Net profit for quarter ended March 31 was AED1.41bn ($385m), compared to AED1.1bn in year-earlier period

Emirates NBD's Q1 profit rises 27% on unit stake sale
Emirates NBD’s chief executive officer, Rick Pudner

Emirates NBD, UAE's biggest bank by assets said its first quarter profit rose 27 percent, on the back of a stake sale of its card processing unit.

Net profit for the quarter ended March 31 was AED1.41bn ($385m), compared to AED1.1bn in the same period last year, the Dubai government-controlled bank said in a statement on Tuesday.

During the quarter, Network International, a card processing unit of Emirates NBD sold its 49 percent stake to private equity firm Abraaj Capital for a price of $539m, which included a sum contingent upon attainment of profitability targets and a portion financed by Emirates NBD, as is normal in such transactions.

“As a result of this transaction, Network International was accounted for as a jointly controlled entity from the start of 2011 and a gain on the transaction of AED1.8bn was recognised during Q1 2011,” Emirates NBD said.

▶ _Written instruction A_:
In the Emirates NBD earnings report, substitute "largest" for "biggest" and write out the passage from "Emirates NBD's Q1" up to and including "card processing unit.".
▶ _Written instruction B_:
Write the next few paragraphs of the Emirates NBD earnings report, starting after its last sentence.

▶ _Entries_:
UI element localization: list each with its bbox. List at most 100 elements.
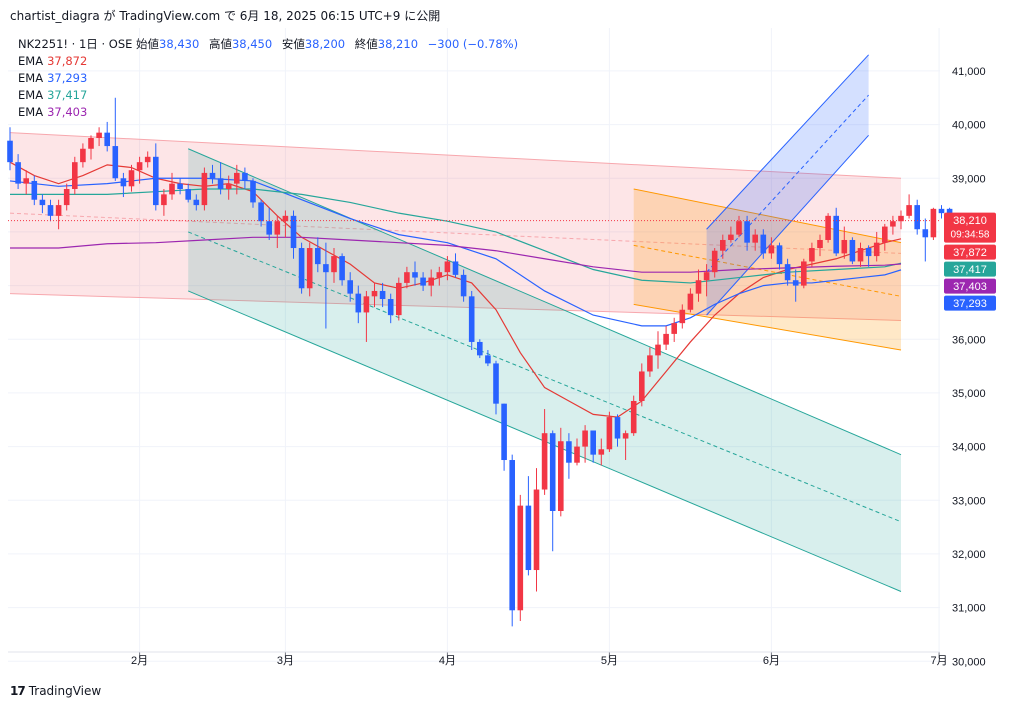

* * *

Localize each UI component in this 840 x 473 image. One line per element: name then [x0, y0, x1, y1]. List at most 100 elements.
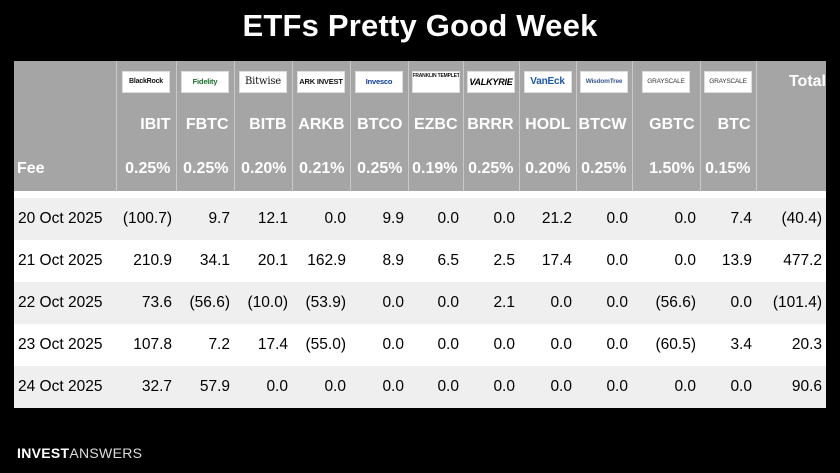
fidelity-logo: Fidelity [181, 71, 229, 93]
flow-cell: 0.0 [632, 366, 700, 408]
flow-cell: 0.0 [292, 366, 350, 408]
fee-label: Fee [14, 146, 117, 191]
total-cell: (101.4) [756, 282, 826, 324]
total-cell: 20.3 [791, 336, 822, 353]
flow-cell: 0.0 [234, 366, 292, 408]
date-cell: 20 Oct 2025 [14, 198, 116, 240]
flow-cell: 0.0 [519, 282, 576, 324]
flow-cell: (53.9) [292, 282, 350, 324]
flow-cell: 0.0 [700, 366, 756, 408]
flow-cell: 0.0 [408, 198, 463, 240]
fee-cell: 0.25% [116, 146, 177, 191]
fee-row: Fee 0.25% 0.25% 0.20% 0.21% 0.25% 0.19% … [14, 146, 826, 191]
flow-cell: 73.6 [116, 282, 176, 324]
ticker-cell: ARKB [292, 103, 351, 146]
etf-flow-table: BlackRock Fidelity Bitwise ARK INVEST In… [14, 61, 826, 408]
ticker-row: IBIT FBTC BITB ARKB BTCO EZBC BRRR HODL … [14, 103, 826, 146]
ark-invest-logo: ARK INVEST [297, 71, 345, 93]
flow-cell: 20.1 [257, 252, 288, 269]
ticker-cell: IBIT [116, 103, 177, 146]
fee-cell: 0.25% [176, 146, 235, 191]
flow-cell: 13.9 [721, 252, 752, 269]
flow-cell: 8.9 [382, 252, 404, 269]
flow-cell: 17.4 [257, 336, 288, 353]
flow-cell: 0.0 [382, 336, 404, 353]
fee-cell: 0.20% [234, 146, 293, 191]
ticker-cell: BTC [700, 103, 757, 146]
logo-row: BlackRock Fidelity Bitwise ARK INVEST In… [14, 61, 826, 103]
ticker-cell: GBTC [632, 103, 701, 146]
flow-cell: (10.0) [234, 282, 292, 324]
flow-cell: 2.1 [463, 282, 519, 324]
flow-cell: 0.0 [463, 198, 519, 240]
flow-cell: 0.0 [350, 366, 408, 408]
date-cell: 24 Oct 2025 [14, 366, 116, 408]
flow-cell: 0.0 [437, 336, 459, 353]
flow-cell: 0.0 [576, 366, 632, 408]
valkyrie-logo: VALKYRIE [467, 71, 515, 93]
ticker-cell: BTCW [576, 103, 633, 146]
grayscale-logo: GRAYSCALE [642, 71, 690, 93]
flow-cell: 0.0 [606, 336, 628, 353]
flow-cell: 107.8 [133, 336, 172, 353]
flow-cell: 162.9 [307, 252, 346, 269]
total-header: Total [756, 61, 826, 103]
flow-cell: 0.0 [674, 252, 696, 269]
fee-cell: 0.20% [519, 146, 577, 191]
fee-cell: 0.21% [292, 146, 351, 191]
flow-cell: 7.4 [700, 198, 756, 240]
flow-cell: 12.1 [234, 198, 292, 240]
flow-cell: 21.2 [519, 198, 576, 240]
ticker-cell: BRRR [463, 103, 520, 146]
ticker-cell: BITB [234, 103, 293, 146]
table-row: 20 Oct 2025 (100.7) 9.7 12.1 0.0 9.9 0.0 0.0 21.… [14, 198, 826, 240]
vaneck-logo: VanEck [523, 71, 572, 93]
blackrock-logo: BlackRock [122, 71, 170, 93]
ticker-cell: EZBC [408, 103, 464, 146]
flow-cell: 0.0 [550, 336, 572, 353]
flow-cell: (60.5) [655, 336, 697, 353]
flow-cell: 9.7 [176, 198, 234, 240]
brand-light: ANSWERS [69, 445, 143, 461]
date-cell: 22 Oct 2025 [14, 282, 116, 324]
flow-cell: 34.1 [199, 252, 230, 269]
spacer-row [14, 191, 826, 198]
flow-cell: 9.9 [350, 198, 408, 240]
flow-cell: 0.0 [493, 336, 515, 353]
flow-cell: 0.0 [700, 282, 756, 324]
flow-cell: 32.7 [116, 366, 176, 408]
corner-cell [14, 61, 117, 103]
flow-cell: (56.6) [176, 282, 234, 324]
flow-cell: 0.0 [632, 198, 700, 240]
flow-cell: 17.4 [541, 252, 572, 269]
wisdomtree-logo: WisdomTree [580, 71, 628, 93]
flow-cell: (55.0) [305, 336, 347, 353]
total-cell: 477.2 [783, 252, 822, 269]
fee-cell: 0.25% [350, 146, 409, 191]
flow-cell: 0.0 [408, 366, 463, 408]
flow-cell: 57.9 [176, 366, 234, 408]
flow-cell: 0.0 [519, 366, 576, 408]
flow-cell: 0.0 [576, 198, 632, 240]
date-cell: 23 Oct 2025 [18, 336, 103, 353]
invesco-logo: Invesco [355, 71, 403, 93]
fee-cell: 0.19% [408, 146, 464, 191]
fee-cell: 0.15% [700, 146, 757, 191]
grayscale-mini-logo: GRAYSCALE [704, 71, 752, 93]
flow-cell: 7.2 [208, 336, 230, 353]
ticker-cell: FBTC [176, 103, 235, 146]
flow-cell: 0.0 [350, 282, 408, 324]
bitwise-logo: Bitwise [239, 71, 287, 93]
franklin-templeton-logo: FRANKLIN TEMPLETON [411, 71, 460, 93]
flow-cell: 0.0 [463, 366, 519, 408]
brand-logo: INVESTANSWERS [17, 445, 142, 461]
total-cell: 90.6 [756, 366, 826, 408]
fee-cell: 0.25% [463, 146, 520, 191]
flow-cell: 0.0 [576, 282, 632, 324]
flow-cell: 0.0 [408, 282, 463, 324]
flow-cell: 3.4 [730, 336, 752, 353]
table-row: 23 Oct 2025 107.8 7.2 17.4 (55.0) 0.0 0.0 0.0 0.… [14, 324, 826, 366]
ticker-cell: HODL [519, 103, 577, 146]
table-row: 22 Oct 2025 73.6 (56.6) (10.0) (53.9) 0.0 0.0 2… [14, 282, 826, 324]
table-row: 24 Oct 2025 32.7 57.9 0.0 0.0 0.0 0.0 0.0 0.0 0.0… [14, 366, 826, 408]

▶ _Task answer A_:
Emirates NBD's Q1 profit rises 27% on unit stake sale
Emirates NBD’s chief executive officer, Rick Pudner

Emirates NBD, UAE's largest bank by assets said its first quarter profit rose 27 percent, on the back of a stake sale of its card processing unit.

▶ _Task answer B_:
The bank’s Earnings per Share (EPS) increased 29 percent to AED0.24 per share, from AED0.19 per share in the first quarter of 2010.

However, other indicators showed a slowdown - customer loans slipping one percent during the quarter from the fourth quarter of 2010 - while the bank’s deposits grew six percent from the end of 2010.

The bank’s impairment allowances on financial assets and on loans showed an increase, standing at AED2.8bn at the end of March, increasing by AED628m during the first quarter.

“During the first quarter of 2011 we have continued to deliver stable and robust financial results. The quarter witnessed the formalisation of the Network International transaction and the resultant gain demonstrates the value we are able to create and realise for our shareholders, Emirates NBD’s chief executive officer, Rick Pudner, said in the statement.

"From an operational perspective, the quarter has importantly seen a return to top-line growth across both net interest and core fee income categories.”

Customer deposits at the UAE’s 51 banks have risen 2.8 percent this year through February to AED1.1 trillion ($294bn), compared with a 6.8 percent rise in 2010, Bloomberg reported earlier this month, citing central bank data.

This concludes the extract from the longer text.